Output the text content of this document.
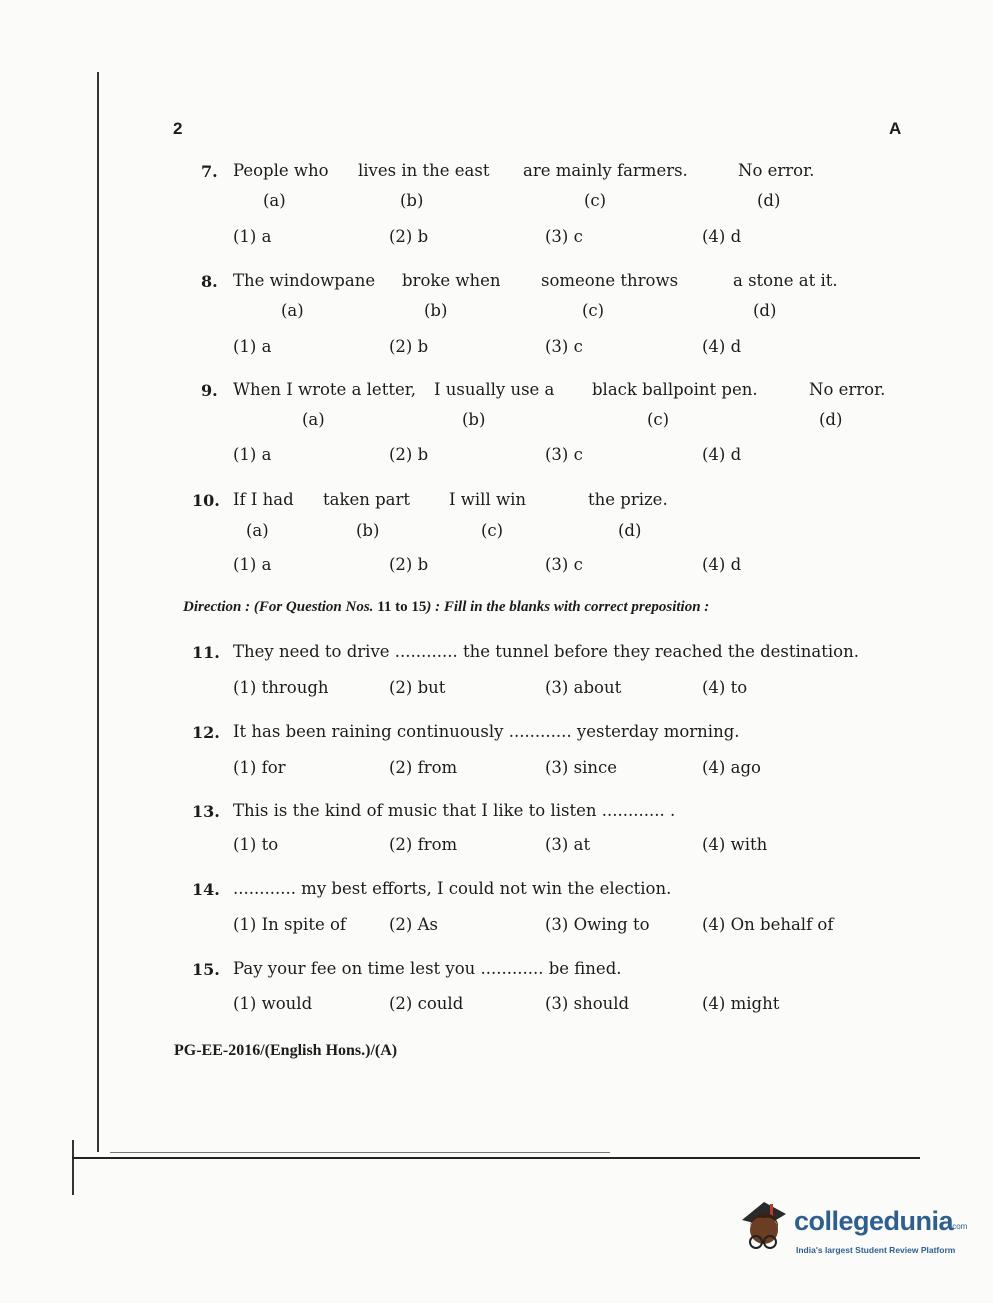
2	A
7. People who lives in the east are mainly farmers.	No error.
(a)	(b)	(c)	(d)
(1) a	(2) b	(3) c	(4) d
8. The windowpane broke when someone throws	a stone at it.
(a)	(b)	(c)	(d)
(1) a	(2) b	(3) c	(4) d
9. When I wrote a letter, I usually use a black ballpoint pen.	No error.
(a)	(b)	(c)	(d)
(1) a	(2) b	(3) c	(4) d
10. If I had taken part I will win	the prize.
(a)	(b)	(c)	(d)
(1) a	(2) b	(3) c	(4) d
Direction : (For Question Nos. 11 to 15) : Fill in the blanks with correct preposition :
11. They need to drive ............ the tunnel before they reached the destination.
(1) through	(2) but	(3) about	(4) to
12. It has been raining continuously ............ yesterday morning.
(1) for	(2) from	(3) since	(4) ago
13. This is the kind of music that I like to listen ............ .
(1) to	(2) from	(3) at	(4) with
14. ............ my best efforts, I could not win the election.
(1) In spite of	(2) As	(3) Owing to	(4) On behalf of
15. Pay your fee on time lest you ............ be fined.
(1) would	(2) could	(3) should	(4) might
PG-EE-2016/(English Hons.)/(A)
collegedunia
.com
India's largest Student Review Platform
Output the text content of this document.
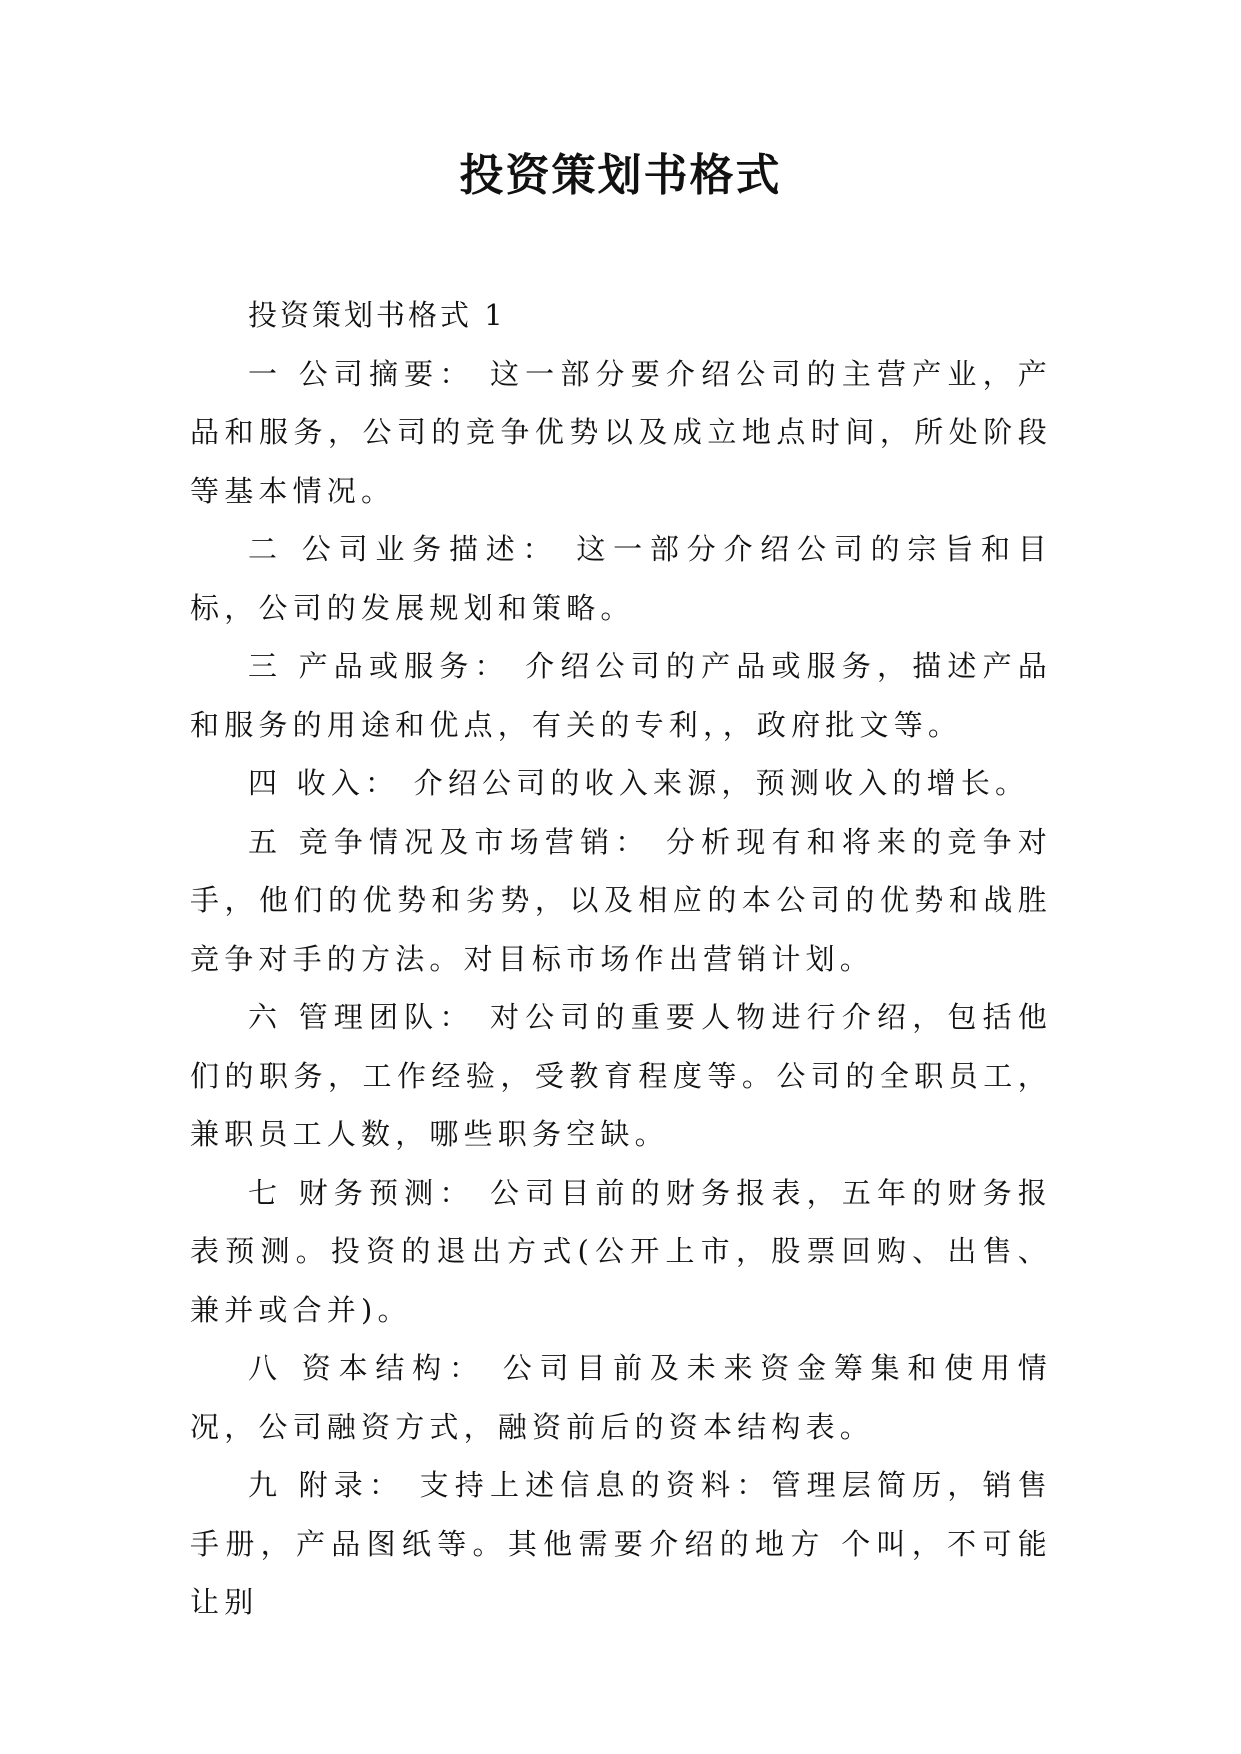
投资策划书格式

投资策划书格式 1

一 公司摘要： 这一部分要介绍公司的主营产业，产品和服务，公司的竞争优势以及成立地点时间，所处阶段等基本情况。

二 公司业务描述： 这一部分介绍公司的宗旨和目标，公司的发展规划和策略。

三 产品或服务： 介绍公司的产品或服务，描述产品和服务的用途和优点，有关的专利，，政府批文等。

四 收入： 介绍公司的收入来源，预测收入的增长。

五 竞争情况及市场营销： 分析现有和将来的竞争对手，他们的优势和劣势，以及相应的本公司的优势和战胜竞争对手的方法。对目标市场作出营销计划。

六 管理团队： 对公司的重要人物进行介绍，包括他们的职务，工作经验，受教育程度等。公司的全职员工，兼职员工人数，哪些职务空缺。

七 财务预测： 公司目前的财务报表，五年的财务报表预测。投资的退出方式(公开上市，股票回购、出售、兼并或合并)。

八 资本结构： 公司目前及未来资金筹集和使用情况，公司融资方式，融资前后的资本结构表。

九 附录： 支持上述信息的资料：管理层简历，销售手册，产品图纸等。其他需要介绍的地方 个叫，不可能让别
--------------------
* _Aim_
Transcribe each entry above exactly, apart from the pictures.

* _Answer to this task_
Output the text content of this document.
2	A
7. People who lives in the east are mainly farmers.	No error.
(a)	(b)	(c)	(d)
(1) a	(2) b	(3) c	(4) d
8. The windowpane broke when someone throws	a stone at it.
(a)	(b)	(c)	(d)
(1) a	(2) b	(3) c	(4) d
9. When I wrote a letter, I usually use a black ballpoint pen.	No error.
(a)	(b)	(c)	(d)
(1) a	(2) b	(3) c	(4) d
10. If I had taken part I will win	the prize.
(a)	(b)	(c)	(d)
(1) a	(2) b	(3) c	(4) d
Direction : (For Question Nos. 11 to 15) : Fill in the blanks with correct preposition :
11. They need to drive ............ the tunnel before they reached the destination.
(1) through	(2) but	(3) about	(4) to
12. It has been raining continuously ............ yesterday morning.
(1) for	(2) from	(3) since	(4) ago
13. This is the kind of music that I like to listen ............ .
(1) to	(2) from	(3) at	(4) with
14. ............ my best efforts, I could not win the election.
(1) In spite of	(2) As	(3) Owing to	(4) On behalf of
15. Pay your fee on time lest you ............ be fined.
(1) would	(2) could	(3) should	(4) might
PG-EE-2016/(English Hons.)/(A)
collegedunia
.com
India's largest Student Review Platform
Output the text content of this document.
投资策划书格式

投资策划书格式 1

一 公司摘要： 这一部分要介绍公司的主营产业，产品和服务，公司的竞争优势以及成立地点时间，所处阶段等基本情况。

二 公司业务描述： 这一部分介绍公司的宗旨和目标，公司的发展规划和策略。

三 产品或服务： 介绍公司的产品或服务，描述产品和服务的用途和优点，有关的专利，，政府批文等。

四 收入： 介绍公司的收入来源，预测收入的增长。

五 竞争情况及市场营销： 分析现有和将来的竞争对手，他们的优势和劣势，以及相应的本公司的优势和战胜竞争对手的方法。对目标市场作出营销计划。

六 管理团队： 对公司的重要人物进行介绍，包括他们的职务，工作经验，受教育程度等。公司的全职员工，兼职员工人数，哪些职务空缺。

七 财务预测： 公司目前的财务报表，五年的财务报表预测。投资的退出方式(公开上市，股票回购、出售、兼并或合并)。

八 资本结构： 公司目前及未来资金筹集和使用情况，公司融资方式，融资前后的资本结构表。

九 附录： 支持上述信息的资料：管理层简历，销售手册，产品图纸等。其他需要介绍的地方 个叫，不可能让别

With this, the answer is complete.